__Work to complete__
Drop the images; return everything else in the listing below exactly.

★ ★ ★ ★ ★ ★ ★

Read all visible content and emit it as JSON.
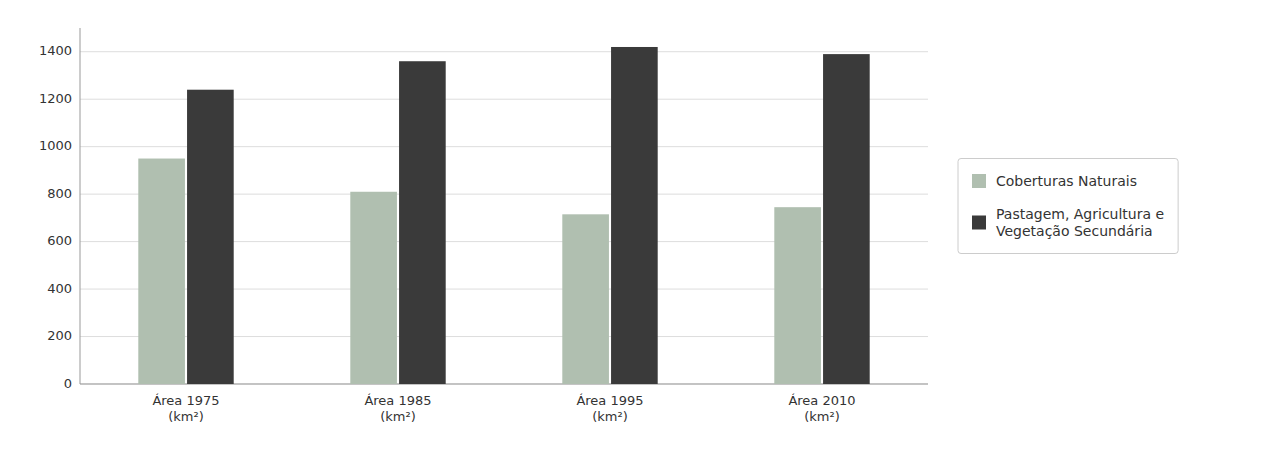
{
  "chart_data": {
    "type": "bar",
    "categories": [
      "Área 1975\n(km²)",
      "Área 1985\n(km²)",
      "Área 1995\n(km²)",
      "Área 2010\n(km²)"
    ],
    "series": [
      {
        "name": "Coberturas Naturais",
        "color": "#b0bfb0",
        "values": [
          950,
          810,
          715,
          745
        ]
      },
      {
        "name": "Pastagem, Agricultura e\nVegetação Secundária",
        "color": "#3a3a3a",
        "values": [
          1240,
          1360,
          1420,
          1390
        ]
      }
    ],
    "ylim": [
      0,
      1500
    ],
    "yticks": [
      0,
      200,
      400,
      600,
      800,
      1000,
      1200,
      1400
    ],
    "grid": true,
    "legend": "right"
  }
}
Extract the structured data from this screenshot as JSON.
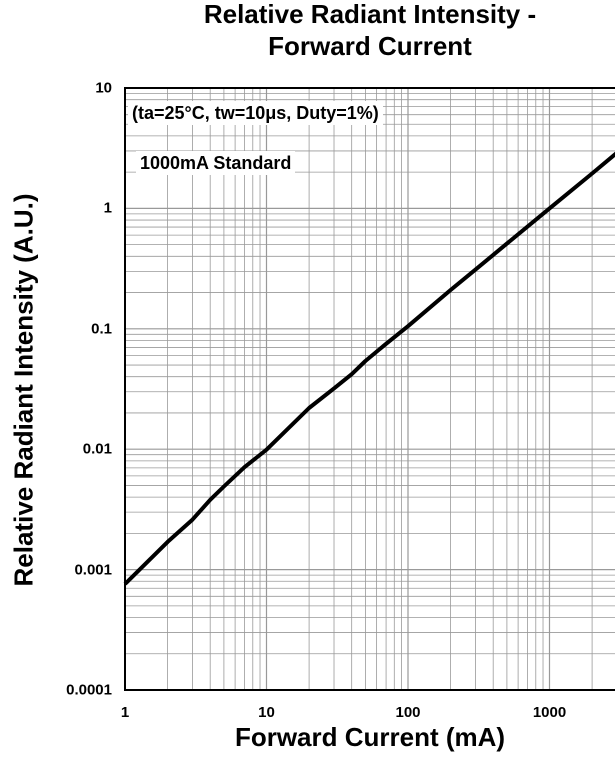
{
  "chart_data": {
    "type": "line",
    "title": "Relative Radiant Intensity -",
    "subtitle": "Forward Current",
    "xlabel": "Forward Current (mA)",
    "ylabel": "Relative Radiant Intensity (A.U.)",
    "x_scale": "log",
    "y_scale": "log",
    "xlim": [
      1,
      3000
    ],
    "ylim": [
      0.0001,
      10
    ],
    "x_ticks": [
      {
        "value": 1,
        "label": "1"
      },
      {
        "value": 10,
        "label": "10"
      },
      {
        "value": 100,
        "label": "100"
      },
      {
        "value": 1000,
        "label": "1000"
      }
    ],
    "y_ticks": [
      {
        "value": 10,
        "label": "10"
      },
      {
        "value": 1,
        "label": "1"
      },
      {
        "value": 0.1,
        "label": "0.1"
      },
      {
        "value": 0.01,
        "label": "0.01"
      },
      {
        "value": 0.001,
        "label": "0.001"
      },
      {
        "value": 0.0001,
        "label": "0.0001"
      }
    ],
    "grid": true,
    "annotations": [
      "(ta=25°C, tw=10μs, Duty=1%)",
      "1000mA Standard"
    ],
    "series": [
      {
        "x": [
          1,
          2,
          3,
          4,
          5,
          7,
          10,
          20,
          30,
          40,
          50,
          70,
          100,
          200,
          300,
          500,
          1000,
          2000,
          3000
        ],
        "y": [
          0.00076,
          0.0017,
          0.0026,
          0.0038,
          0.0049,
          0.0071,
          0.0099,
          0.022,
          0.032,
          0.042,
          0.054,
          0.075,
          0.105,
          0.21,
          0.31,
          0.51,
          1.0,
          1.95,
          2.9
        ]
      }
    ]
  },
  "colors": {
    "curve": "#000000",
    "grid": "#999999",
    "frame": "#000000"
  }
}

★ ★ ★ ★ ★ ★ ★

__Result for this exercise__
Read all visible content and emit it as JSON.
{
  "chart_data": {
    "type": "bar",
    "categories": [
      "Área 1975\n(km²)",
      "Área 1985\n(km²)",
      "Área 1995\n(km²)",
      "Área 2010\n(km²)"
    ],
    "series": [
      {
        "name": "Coberturas Naturais",
        "color": "#b0bfb0",
        "values": [
          950,
          810,
          715,
          745
        ]
      },
      {
        "name": "Pastagem, Agricultura e\nVegetação Secundária",
        "color": "#3a3a3a",
        "values": [
          1240,
          1360,
          1420,
          1390
        ]
      }
    ],
    "ylim": [
      0,
      1500
    ],
    "yticks": [
      0,
      200,
      400,
      600,
      800,
      1000,
      1200,
      1400
    ],
    "grid": true,
    "legend": "right"
  }
}
Extract the structured data from this screenshot as JSON.
{
  "chart_data": {
    "type": "line",
    "title": "Relative Radiant Intensity -",
    "subtitle": "Forward Current",
    "xlabel": "Forward Current (mA)",
    "ylabel": "Relative Radiant Intensity (A.U.)",
    "x_scale": "log",
    "y_scale": "log",
    "xlim": [
      1,
      3000
    ],
    "ylim": [
      0.0001,
      10
    ],
    "x_ticks": [
      {
        "value": 1,
        "label": "1"
      },
      {
        "value": 10,
        "label": "10"
      },
      {
        "value": 100,
        "label": "100"
      },
      {
        "value": 1000,
        "label": "1000"
      }
    ],
    "y_ticks": [
      {
        "value": 10,
        "label": "10"
      },
      {
        "value": 1,
        "label": "1"
      },
      {
        "value": 0.1,
        "label": "0.1"
      },
      {
        "value": 0.01,
        "label": "0.01"
      },
      {
        "value": 0.001,
        "label": "0.001"
      },
      {
        "value": 0.0001,
        "label": "0.0001"
      }
    ],
    "grid": true,
    "annotations": [
      "(ta=25°C, tw=10μs, Duty=1%)",
      "1000mA Standard"
    ],
    "series": [
      {
        "x": [
          1,
          2,
          3,
          4,
          5,
          7,
          10,
          20,
          30,
          40,
          50,
          70,
          100,
          200,
          300,
          500,
          1000,
          2000,
          3000
        ],
        "y": [
          0.00076,
          0.0017,
          0.0026,
          0.0038,
          0.0049,
          0.0071,
          0.0099,
          0.022,
          0.032,
          0.042,
          0.054,
          0.075,
          0.105,
          0.21,
          0.31,
          0.51,
          1.0,
          1.95,
          2.9
        ]
      }
    ]
  },
  "colors": {
    "curve": "#000000",
    "grid": "#999999",
    "frame": "#000000"
  }
}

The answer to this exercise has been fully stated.